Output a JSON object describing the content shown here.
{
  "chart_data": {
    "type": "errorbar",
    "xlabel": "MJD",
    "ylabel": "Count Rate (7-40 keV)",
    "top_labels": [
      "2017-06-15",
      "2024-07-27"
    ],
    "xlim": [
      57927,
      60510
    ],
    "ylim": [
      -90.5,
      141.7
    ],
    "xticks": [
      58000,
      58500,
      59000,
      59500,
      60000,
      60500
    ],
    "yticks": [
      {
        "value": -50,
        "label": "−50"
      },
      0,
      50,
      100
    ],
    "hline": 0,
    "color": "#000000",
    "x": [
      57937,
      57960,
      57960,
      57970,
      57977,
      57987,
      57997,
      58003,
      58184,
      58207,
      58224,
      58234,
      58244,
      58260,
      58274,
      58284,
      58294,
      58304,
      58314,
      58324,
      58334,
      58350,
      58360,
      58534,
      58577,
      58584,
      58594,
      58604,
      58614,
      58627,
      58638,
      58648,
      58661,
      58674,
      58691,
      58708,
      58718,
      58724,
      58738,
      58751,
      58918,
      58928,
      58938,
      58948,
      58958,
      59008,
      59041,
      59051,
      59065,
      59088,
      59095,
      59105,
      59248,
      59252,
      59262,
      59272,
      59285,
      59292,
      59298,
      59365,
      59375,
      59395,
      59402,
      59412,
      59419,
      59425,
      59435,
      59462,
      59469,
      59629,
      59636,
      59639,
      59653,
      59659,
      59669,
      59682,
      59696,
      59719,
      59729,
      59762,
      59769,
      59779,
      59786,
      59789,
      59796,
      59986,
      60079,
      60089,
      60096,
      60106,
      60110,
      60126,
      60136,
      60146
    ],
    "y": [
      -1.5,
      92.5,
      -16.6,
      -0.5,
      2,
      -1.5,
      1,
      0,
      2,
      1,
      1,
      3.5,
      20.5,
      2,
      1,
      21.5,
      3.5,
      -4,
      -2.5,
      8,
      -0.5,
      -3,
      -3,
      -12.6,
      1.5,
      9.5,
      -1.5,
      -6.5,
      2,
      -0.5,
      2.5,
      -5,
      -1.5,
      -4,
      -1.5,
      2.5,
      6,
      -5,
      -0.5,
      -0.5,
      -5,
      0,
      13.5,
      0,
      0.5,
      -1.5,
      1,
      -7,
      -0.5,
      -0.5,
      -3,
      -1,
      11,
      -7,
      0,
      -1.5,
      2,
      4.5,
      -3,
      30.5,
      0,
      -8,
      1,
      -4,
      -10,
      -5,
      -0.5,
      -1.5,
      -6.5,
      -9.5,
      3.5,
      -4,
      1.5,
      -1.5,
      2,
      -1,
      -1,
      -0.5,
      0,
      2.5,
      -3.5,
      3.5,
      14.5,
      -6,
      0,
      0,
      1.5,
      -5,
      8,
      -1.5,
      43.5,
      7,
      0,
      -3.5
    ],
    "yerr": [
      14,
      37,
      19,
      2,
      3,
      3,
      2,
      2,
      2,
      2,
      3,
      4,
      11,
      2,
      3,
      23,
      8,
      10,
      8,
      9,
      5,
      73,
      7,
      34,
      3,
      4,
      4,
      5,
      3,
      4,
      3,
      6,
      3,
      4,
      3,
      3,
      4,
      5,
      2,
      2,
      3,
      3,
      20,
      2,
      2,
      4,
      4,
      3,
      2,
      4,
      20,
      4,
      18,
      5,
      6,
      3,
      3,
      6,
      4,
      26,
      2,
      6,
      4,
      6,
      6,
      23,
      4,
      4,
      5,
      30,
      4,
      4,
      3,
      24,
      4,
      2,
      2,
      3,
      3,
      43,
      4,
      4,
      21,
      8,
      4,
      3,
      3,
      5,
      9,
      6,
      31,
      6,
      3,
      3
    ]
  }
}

###

**What you are asked to do:**
Give a word-for-word copy of the records.

**Solution to the problem:**
Output a JSON object describing the content shown here.
{
  "chart_data": {
    "type": "errorbar",
    "xlabel": "MJD",
    "ylabel": "Count Rate (7-40 keV)",
    "top_labels": [
      "2017-06-15",
      "2024-07-27"
    ],
    "xlim": [
      57927,
      60510
    ],
    "ylim": [
      -90.5,
      141.7
    ],
    "xticks": [
      58000,
      58500,
      59000,
      59500,
      60000,
      60500
    ],
    "yticks": [
      {
        "value": -50,
        "label": "−50"
      },
      0,
      50,
      100
    ],
    "hline": 0,
    "color": "#000000",
    "x": [
      57937,
      57960,
      57960,
      57970,
      57977,
      57987,
      57997,
      58003,
      58184,
      58207,
      58224,
      58234,
      58244,
      58260,
      58274,
      58284,
      58294,
      58304,
      58314,
      58324,
      58334,
      58350,
      58360,
      58534,
      58577,
      58584,
      58594,
      58604,
      58614,
      58627,
      58638,
      58648,
      58661,
      58674,
      58691,
      58708,
      58718,
      58724,
      58738,
      58751,
      58918,
      58928,
      58938,
      58948,
      58958,
      59008,
      59041,
      59051,
      59065,
      59088,
      59095,
      59105,
      59248,
      59252,
      59262,
      59272,
      59285,
      59292,
      59298,
      59365,
      59375,
      59395,
      59402,
      59412,
      59419,
      59425,
      59435,
      59462,
      59469,
      59629,
      59636,
      59639,
      59653,
      59659,
      59669,
      59682,
      59696,
      59719,
      59729,
      59762,
      59769,
      59779,
      59786,
      59789,
      59796,
      59986,
      60079,
      60089,
      60096,
      60106,
      60110,
      60126,
      60136,
      60146
    ],
    "y": [
      -1.5,
      92.5,
      -16.6,
      -0.5,
      2,
      -1.5,
      1,
      0,
      2,
      1,
      1,
      3.5,
      20.5,
      2,
      1,
      21.5,
      3.5,
      -4,
      -2.5,
      8,
      -0.5,
      -3,
      -3,
      -12.6,
      1.5,
      9.5,
      -1.5,
      -6.5,
      2,
      -0.5,
      2.5,
      -5,
      -1.5,
      -4,
      -1.5,
      2.5,
      6,
      -5,
      -0.5,
      -0.5,
      -5,
      0,
      13.5,
      0,
      0.5,
      -1.5,
      1,
      -7,
      -0.5,
      -0.5,
      -3,
      -1,
      11,
      -7,
      0,
      -1.5,
      2,
      4.5,
      -3,
      30.5,
      0,
      -8,
      1,
      -4,
      -10,
      -5,
      -0.5,
      -1.5,
      -6.5,
      -9.5,
      3.5,
      -4,
      1.5,
      -1.5,
      2,
      -1,
      -1,
      -0.5,
      0,
      2.5,
      -3.5,
      3.5,
      14.5,
      -6,
      0,
      0,
      1.5,
      -5,
      8,
      -1.5,
      43.5,
      7,
      0,
      -3.5
    ],
    "yerr": [
      14,
      37,
      19,
      2,
      3,
      3,
      2,
      2,
      2,
      2,
      3,
      4,
      11,
      2,
      3,
      23,
      8,
      10,
      8,
      9,
      5,
      73,
      7,
      34,
      3,
      4,
      4,
      5,
      3,
      4,
      3,
      6,
      3,
      4,
      3,
      3,
      4,
      5,
      2,
      2,
      3,
      3,
      20,
      2,
      2,
      4,
      4,
      3,
      2,
      4,
      20,
      4,
      18,
      5,
      6,
      3,
      3,
      6,
      4,
      26,
      2,
      6,
      4,
      6,
      6,
      23,
      4,
      4,
      5,
      30,
      4,
      4,
      3,
      24,
      4,
      2,
      2,
      3,
      3,
      43,
      4,
      4,
      21,
      8,
      4,
      3,
      3,
      5,
      9,
      6,
      31,
      6,
      3,
      3
    ]
  }
}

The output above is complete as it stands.